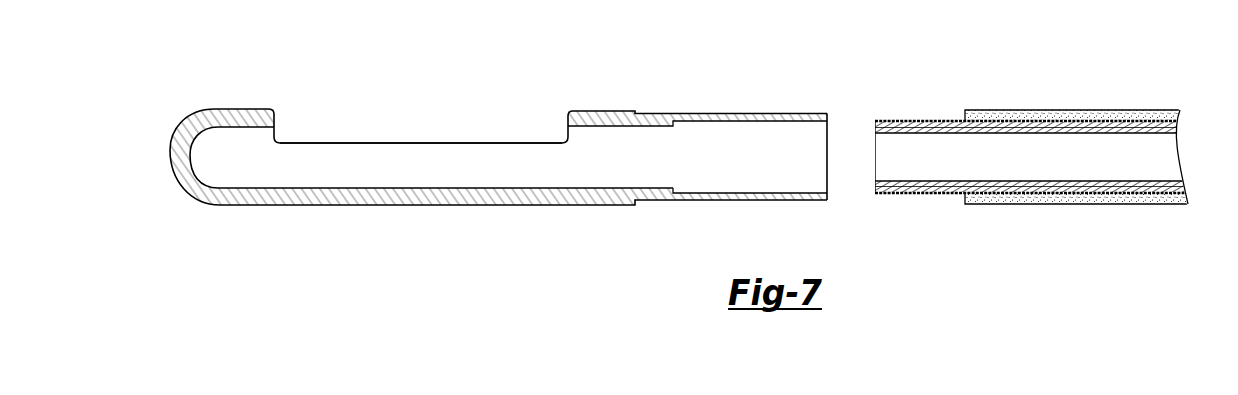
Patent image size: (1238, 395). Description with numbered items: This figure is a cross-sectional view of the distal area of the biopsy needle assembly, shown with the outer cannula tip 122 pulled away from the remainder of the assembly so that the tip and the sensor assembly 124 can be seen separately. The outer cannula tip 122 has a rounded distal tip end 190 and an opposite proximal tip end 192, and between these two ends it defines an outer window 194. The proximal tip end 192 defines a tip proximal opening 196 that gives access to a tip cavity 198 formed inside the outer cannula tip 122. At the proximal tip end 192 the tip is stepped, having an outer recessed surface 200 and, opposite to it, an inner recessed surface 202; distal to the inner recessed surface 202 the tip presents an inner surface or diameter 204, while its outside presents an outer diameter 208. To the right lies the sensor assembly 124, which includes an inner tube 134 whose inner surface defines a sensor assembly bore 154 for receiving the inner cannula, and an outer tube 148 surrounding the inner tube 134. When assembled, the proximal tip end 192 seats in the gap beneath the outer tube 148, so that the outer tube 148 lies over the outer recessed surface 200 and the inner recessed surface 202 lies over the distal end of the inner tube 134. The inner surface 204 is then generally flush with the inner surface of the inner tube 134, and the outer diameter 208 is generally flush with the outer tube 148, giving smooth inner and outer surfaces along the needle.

The outer cannula tip 122 is at (300, 206).
The rounded distal tip end 190 is at (171, 141).
The outer window 194 is at (332, 142).
The outer recessed surface 200 is at (700, 112).
The inner surface or diameter 204 is at (373, 188).
The tip cavity 198 is at (528, 167).
The inner recessed surface 202 is at (776, 196).
The proximal tip end 192 is at (829, 116).
The tip proximal opening 196 is at (819, 185).
The sensor assembly 124 is at (1035, 165).
The outer tube 148 is at (1022, 110).
The outer diameter of the outer cannula tip 208 is at (937, 121).
The inner tube 134 is at (1148, 133).
The sensor assembly bore 154 is at (1157, 176).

» **Your instructions**: Output the listing from its start through the line containing "The outer diameter of" as a Markdown table with the columns Row (a running number) and Line. Leave out the picture and any blank lines.

» **Solution for this problem**:
| Row | Line |
|---|---|
| 1 | Patent image size: (1238, 395). Description with numbered items: This figure is a cross-sectional view of the distal area of the biopsy needle assembly, shown with the outer cannula tip 122 pulled away from the remainder of the assembly so that the tip and the sensor assembly 124 can be seen separately. The outer cannula tip 122 has a rounded distal tip end 190 and an opposite proximal tip end 192, and between these two ends it defines an outer window 194. The proximal tip end 192 defines a tip proximal opening 196 that gives access to a tip cavity 198 formed inside the outer cannula tip 122. At the proximal tip end 192 the tip is stepped, having an outer recessed surface 200 and, opposite to it, an inner recessed surface 202; distal to the inner recessed surface 202 the tip presents an inner surface or diameter 204, while its outside presents an outer diameter 208. To the right lies the sensor assembly 124, which includes an inner tube 134 whose inner surface defines a sensor assembly bore 154 for receiving the inner cannula, and an outer tube 148 surrounding the inner tube 134. When assembled, the proximal tip end 192 seats in the gap beneath the outer tube 148, so that the outer tube 148 lies over the outer recessed surface 200 and the inner recessed surface 202 lies over the distal end of the inner tube 134. The inner surface 204 is then generally flush with the inner surface of the inner tube 134, and the outer diameter 208 is generally flush with the outer tube 148, giving smooth inner and outer surfaces along the needle. |
| 2 | The outer cannula tip 122 is at (300, 206). |
| 3 | The rounded distal tip end 190 is at (171, 141). |
| 4 | The outer window 194 is at (332, 142). |
| 5 | The outer recessed surface 200 is at (700, 112). |
| 6 | The inner surface or diameter 204 is at (373, 188). |
| 7 | The tip cavity 198 is at (528, 167). |
| 8 | The inner recessed surface 202 is at (776, 196). |
| 9 | The proximal tip end 192 is at (829, 116). |
| 10 | The tip proximal opening 196 is at (819, 185). |
| 11 | The sensor assembly 124 is at (1035, 165). |
| 12 | The outer tube 148 is at (1022, 110). |
| 13 | The outer diameter of the outer cannula tip 208 is at (937, 121). |